**ITEMS:**
#####

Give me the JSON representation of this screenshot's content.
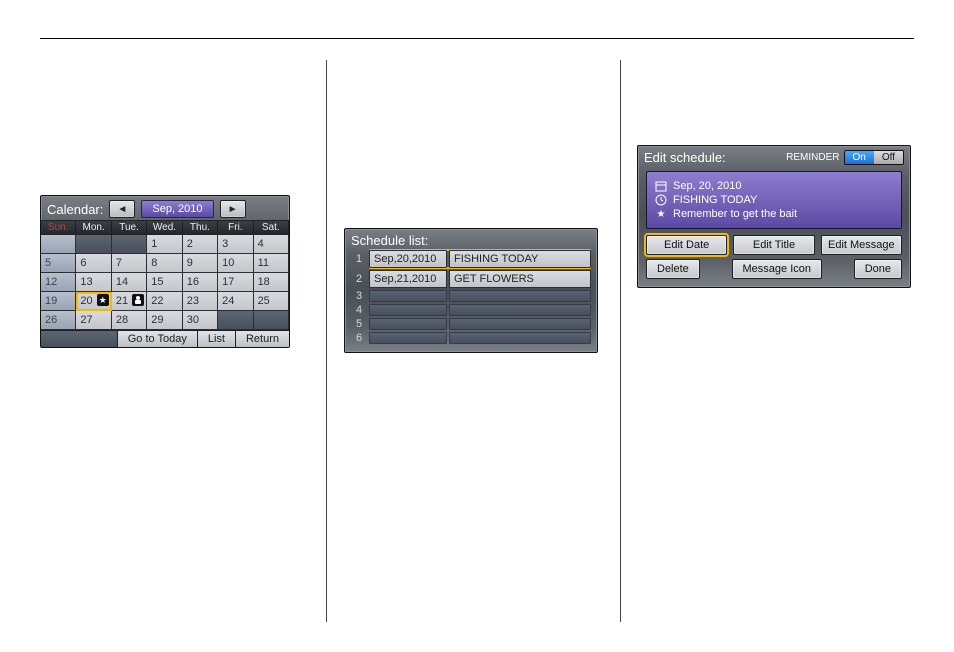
{
  "calendar": {
    "title": "Calendar:",
    "month_label": "Sep, 2010",
    "dow": [
      "Sun.",
      "Mon.",
      "Tue.",
      "Wed.",
      "Thu.",
      "Fri.",
      "Sat."
    ],
    "cells": [
      {
        "n": "",
        "cls": "empty sun"
      },
      {
        "n": "",
        "cls": "empty"
      },
      {
        "n": "",
        "cls": "empty"
      },
      {
        "n": "1"
      },
      {
        "n": "2"
      },
      {
        "n": "3"
      },
      {
        "n": "4"
      },
      {
        "n": "5",
        "cls": "sun"
      },
      {
        "n": "6"
      },
      {
        "n": "7"
      },
      {
        "n": "8"
      },
      {
        "n": "9"
      },
      {
        "n": "10"
      },
      {
        "n": "11"
      },
      {
        "n": "12",
        "cls": "sun"
      },
      {
        "n": "13"
      },
      {
        "n": "14"
      },
      {
        "n": "15"
      },
      {
        "n": "16"
      },
      {
        "n": "17"
      },
      {
        "n": "18"
      },
      {
        "n": "19",
        "cls": "sun"
      },
      {
        "n": "20",
        "cls": "selected",
        "mark": "star"
      },
      {
        "n": "21",
        "mark": "person"
      },
      {
        "n": "22"
      },
      {
        "n": "23"
      },
      {
        "n": "24"
      },
      {
        "n": "25"
      },
      {
        "n": "26",
        "cls": "sun"
      },
      {
        "n": "27"
      },
      {
        "n": "28"
      },
      {
        "n": "29"
      },
      {
        "n": "30"
      },
      {
        "n": "",
        "cls": "empty"
      },
      {
        "n": "",
        "cls": "empty"
      }
    ],
    "footer": {
      "go_today": "Go to Today",
      "list": "List",
      "return": "Return"
    }
  },
  "schedule_list": {
    "title": "Schedule list:",
    "rows": [
      {
        "num": "1",
        "date": "Sep,20,2010",
        "task": "FISHING TODAY",
        "selected": true
      },
      {
        "num": "2",
        "date": "Sep,21,2010",
        "task": "GET FLOWERS"
      },
      {
        "num": "3",
        "date": "",
        "task": "",
        "empty": true
      },
      {
        "num": "4",
        "date": "",
        "task": "",
        "empty": true
      },
      {
        "num": "5",
        "date": "",
        "task": "",
        "empty": true
      },
      {
        "num": "6",
        "date": "",
        "task": "",
        "empty": true
      }
    ]
  },
  "edit_schedule": {
    "title": "Edit schedule:",
    "reminder_label": "REMINDER",
    "reminder_on": "On",
    "reminder_off": "Off",
    "date": "Sep, 20, 2010",
    "task_title": "FISHING TODAY",
    "message": "Remember to get the bait",
    "btn_edit_date": "Edit Date",
    "btn_edit_title": "Edit Title",
    "btn_edit_message": "Edit Message",
    "btn_delete": "Delete",
    "btn_message_icon": "Message Icon",
    "btn_done": "Done"
  }
}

#####

Return to the listing above and set it down exactly, leaving out its pictures.

**EXERCISE OUTPUT:**
Give me the JSON representation of this screenshot's content.
{
  "calendar": {
    "title": "Calendar:",
    "month_label": "Sep, 2010",
    "dow": [
      "Sun.",
      "Mon.",
      "Tue.",
      "Wed.",
      "Thu.",
      "Fri.",
      "Sat."
    ],
    "cells": [
      {
        "n": "",
        "cls": "empty sun"
      },
      {
        "n": "",
        "cls": "empty"
      },
      {
        "n": "",
        "cls": "empty"
      },
      {
        "n": "1"
      },
      {
        "n": "2"
      },
      {
        "n": "3"
      },
      {
        "n": "4"
      },
      {
        "n": "5",
        "cls": "sun"
      },
      {
        "n": "6"
      },
      {
        "n": "7"
      },
      {
        "n": "8"
      },
      {
        "n": "9"
      },
      {
        "n": "10"
      },
      {
        "n": "11"
      },
      {
        "n": "12",
        "cls": "sun"
      },
      {
        "n": "13"
      },
      {
        "n": "14"
      },
      {
        "n": "15"
      },
      {
        "n": "16"
      },
      {
        "n": "17"
      },
      {
        "n": "18"
      },
      {
        "n": "19",
        "cls": "sun"
      },
      {
        "n": "20",
        "cls": "selected",
        "mark": "star"
      },
      {
        "n": "21",
        "mark": "person"
      },
      {
        "n": "22"
      },
      {
        "n": "23"
      },
      {
        "n": "24"
      },
      {
        "n": "25"
      },
      {
        "n": "26",
        "cls": "sun"
      },
      {
        "n": "27"
      },
      {
        "n": "28"
      },
      {
        "n": "29"
      },
      {
        "n": "30"
      },
      {
        "n": "",
        "cls": "empty"
      },
      {
        "n": "",
        "cls": "empty"
      }
    ],
    "footer": {
      "go_today": "Go to Today",
      "list": "List",
      "return": "Return"
    }
  },
  "schedule_list": {
    "title": "Schedule list:",
    "rows": [
      {
        "num": "1",
        "date": "Sep,20,2010",
        "task": "FISHING TODAY",
        "selected": true
      },
      {
        "num": "2",
        "date": "Sep,21,2010",
        "task": "GET FLOWERS"
      },
      {
        "num": "3",
        "date": "",
        "task": "",
        "empty": true
      },
      {
        "num": "4",
        "date": "",
        "task": "",
        "empty": true
      },
      {
        "num": "5",
        "date": "",
        "task": "",
        "empty": true
      },
      {
        "num": "6",
        "date": "",
        "task": "",
        "empty": true
      }
    ]
  },
  "edit_schedule": {
    "title": "Edit schedule:",
    "reminder_label": "REMINDER",
    "reminder_on": "On",
    "reminder_off": "Off",
    "date": "Sep, 20, 2010",
    "task_title": "FISHING TODAY",
    "message": "Remember to get the bait",
    "btn_edit_date": "Edit Date",
    "btn_edit_title": "Edit Title",
    "btn_edit_message": "Edit Message",
    "btn_delete": "Delete",
    "btn_message_icon": "Message Icon",
    "btn_done": "Done"
  }
}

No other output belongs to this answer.